Aim
Reproduce the listing below without any change.

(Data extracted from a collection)
◆ ◆ ◆ ◆ ◆
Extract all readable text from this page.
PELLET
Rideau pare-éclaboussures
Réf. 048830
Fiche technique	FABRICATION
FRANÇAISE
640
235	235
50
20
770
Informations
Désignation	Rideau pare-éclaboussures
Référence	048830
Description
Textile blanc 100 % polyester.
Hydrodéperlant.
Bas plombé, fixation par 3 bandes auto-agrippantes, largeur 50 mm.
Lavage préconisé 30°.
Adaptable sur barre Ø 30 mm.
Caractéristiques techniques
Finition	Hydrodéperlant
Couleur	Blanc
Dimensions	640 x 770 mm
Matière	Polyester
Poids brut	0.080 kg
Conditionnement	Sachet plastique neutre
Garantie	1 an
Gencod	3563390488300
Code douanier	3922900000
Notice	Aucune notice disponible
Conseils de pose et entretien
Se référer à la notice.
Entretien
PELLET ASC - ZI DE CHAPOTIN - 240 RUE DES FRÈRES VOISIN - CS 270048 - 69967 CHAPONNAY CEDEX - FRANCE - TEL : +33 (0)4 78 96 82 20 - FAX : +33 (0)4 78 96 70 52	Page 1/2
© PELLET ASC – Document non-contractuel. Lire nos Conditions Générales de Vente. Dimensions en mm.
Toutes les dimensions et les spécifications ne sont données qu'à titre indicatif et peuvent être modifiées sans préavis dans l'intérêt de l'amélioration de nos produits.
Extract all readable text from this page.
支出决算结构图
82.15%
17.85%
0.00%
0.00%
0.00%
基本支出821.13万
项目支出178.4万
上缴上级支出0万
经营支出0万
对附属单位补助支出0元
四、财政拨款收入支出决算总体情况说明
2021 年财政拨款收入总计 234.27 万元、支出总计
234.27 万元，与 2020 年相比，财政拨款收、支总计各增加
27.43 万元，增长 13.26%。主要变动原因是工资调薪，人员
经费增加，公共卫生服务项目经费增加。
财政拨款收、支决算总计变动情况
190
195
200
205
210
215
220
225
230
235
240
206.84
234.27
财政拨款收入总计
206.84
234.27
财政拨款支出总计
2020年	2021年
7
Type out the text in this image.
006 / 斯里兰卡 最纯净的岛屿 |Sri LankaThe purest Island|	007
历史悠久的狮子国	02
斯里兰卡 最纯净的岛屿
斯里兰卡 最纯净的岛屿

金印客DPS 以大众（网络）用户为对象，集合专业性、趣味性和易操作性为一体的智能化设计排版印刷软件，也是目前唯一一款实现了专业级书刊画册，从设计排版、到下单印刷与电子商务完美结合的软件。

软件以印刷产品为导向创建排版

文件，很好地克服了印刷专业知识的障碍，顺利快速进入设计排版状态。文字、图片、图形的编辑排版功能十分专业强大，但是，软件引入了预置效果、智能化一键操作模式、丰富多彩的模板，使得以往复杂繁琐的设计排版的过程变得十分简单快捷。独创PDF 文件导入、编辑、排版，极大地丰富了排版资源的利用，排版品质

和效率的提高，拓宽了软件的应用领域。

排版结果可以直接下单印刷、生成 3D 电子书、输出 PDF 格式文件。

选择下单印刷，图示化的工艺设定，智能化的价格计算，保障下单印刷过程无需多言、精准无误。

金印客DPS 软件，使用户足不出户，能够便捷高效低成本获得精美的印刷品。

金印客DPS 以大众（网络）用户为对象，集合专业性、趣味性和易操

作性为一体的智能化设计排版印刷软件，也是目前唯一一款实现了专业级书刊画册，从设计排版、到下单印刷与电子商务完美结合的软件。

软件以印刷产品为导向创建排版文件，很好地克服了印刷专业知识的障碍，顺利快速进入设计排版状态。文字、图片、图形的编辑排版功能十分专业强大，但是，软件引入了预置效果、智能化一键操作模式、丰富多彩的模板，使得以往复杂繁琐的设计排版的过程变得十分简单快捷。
◆ ◆ ◆ ◆ ◆
Output for this task
Extract all readable text from this page.
PELLET
Rideau pare-éclaboussures
Réf. 048830
Fiche technique	FABRICATION
FRANÇAISE
640
235	235
50
20
770
Informations
Désignation	Rideau pare-éclaboussures
Référence	048830
Description
Textile blanc 100 % polyester.
Hydrodéperlant.
Bas plombé, fixation par 3 bandes auto-agrippantes, largeur 50 mm.
Lavage préconisé 30°.
Adaptable sur barre Ø 30 mm.
Caractéristiques techniques
Finition	Hydrodéperlant
Couleur	Blanc
Dimensions	640 x 770 mm
Matière	Polyester
Poids brut	0.080 kg
Conditionnement	Sachet plastique neutre
Garantie	1 an
Gencod	3563390488300
Code douanier	3922900000
Notice	Aucune notice disponible
Conseils de pose et entretien
Se référer à la notice.
Entretien
PELLET ASC - ZI DE CHAPOTIN - 240 RUE DES FRÈRES VOISIN - CS 270048 - 69967 CHAPONNAY CEDEX - FRANCE - TEL : +33 (0)4 78 96 82 20 - FAX : +33 (0)4 78 96 70 52	Page 1/2
© PELLET ASC – Document non-contractuel. Lire nos Conditions Générales de Vente. Dimensions en mm.
Toutes les dimensions et les spécifications ne sont données qu'à titre indicatif et peuvent être modifiées sans préavis dans l'intérêt de l'amélioration de nos produits.
Extract all readable text from this page.
支出决算结构图
82.15%
17.85%
0.00%
0.00%
0.00%
基本支出821.13万
项目支出178.4万
上缴上级支出0万
经营支出0万
对附属单位补助支出0元
四、财政拨款收入支出决算总体情况说明
2021 年财政拨款收入总计 234.27 万元、支出总计
234.27 万元，与 2020 年相比，财政拨款收、支总计各增加
27.43 万元，增长 13.26%。主要变动原因是工资调薪，人员
经费增加，公共卫生服务项目经费增加。
财政拨款收、支决算总计变动情况
190
195
200
205
210
215
220
225
230
235
240
206.84
234.27
财政拨款收入总计
206.84
234.27
财政拨款支出总计
2020年	2021年
7
Type out the text in this image.
006 / 斯里兰卡 最纯净的岛屿 |Sri LankaThe purest Island|	007
历史悠久的狮子国	02
斯里兰卡 最纯净的岛屿
斯里兰卡 最纯净的岛屿

金印客DPS 以大众（网络）用户为对象，集合专业性、趣味性和易操作性为一体的智能化设计排版印刷软件，也是目前唯一一款实现了专业级书刊画册，从设计排版、到下单印刷与电子商务完美结合的软件。

软件以印刷产品为导向创建排版

文件，很好地克服了印刷专业知识的障碍，顺利快速进入设计排版状态。文字、图片、图形的编辑排版功能十分专业强大，但是，软件引入了预置效果、智能化一键操作模式、丰富多彩的模板，使得以往复杂繁琐的设计排版的过程变得十分简单快捷。独创PDF 文件导入、编辑、排版，极大地丰富了排版资源的利用，排版品质

和效率的提高，拓宽了软件的应用领域。

排版结果可以直接下单印刷、生成 3D 电子书、输出 PDF 格式文件。

选择下单印刷，图示化的工艺设定，智能化的价格计算，保障下单印刷过程无需多言、精准无误。

金印客DPS 软件，使用户足不出户，能够便捷高效低成本获得精美的印刷品。

金印客DPS 以大众（网络）用户为对象，集合专业性、趣味性和易操

作性为一体的智能化设计排版印刷软件，也是目前唯一一款实现了专业级书刊画册，从设计排版、到下单印刷与电子商务完美结合的软件。

软件以印刷产品为导向创建排版文件，很好地克服了印刷专业知识的障碍，顺利快速进入设计排版状态。文字、图片、图形的编辑排版功能十分专业强大，但是，软件引入了预置效果、智能化一键操作模式、丰富多彩的模板，使得以往复杂繁琐的设计排版的过程变得十分简单快捷。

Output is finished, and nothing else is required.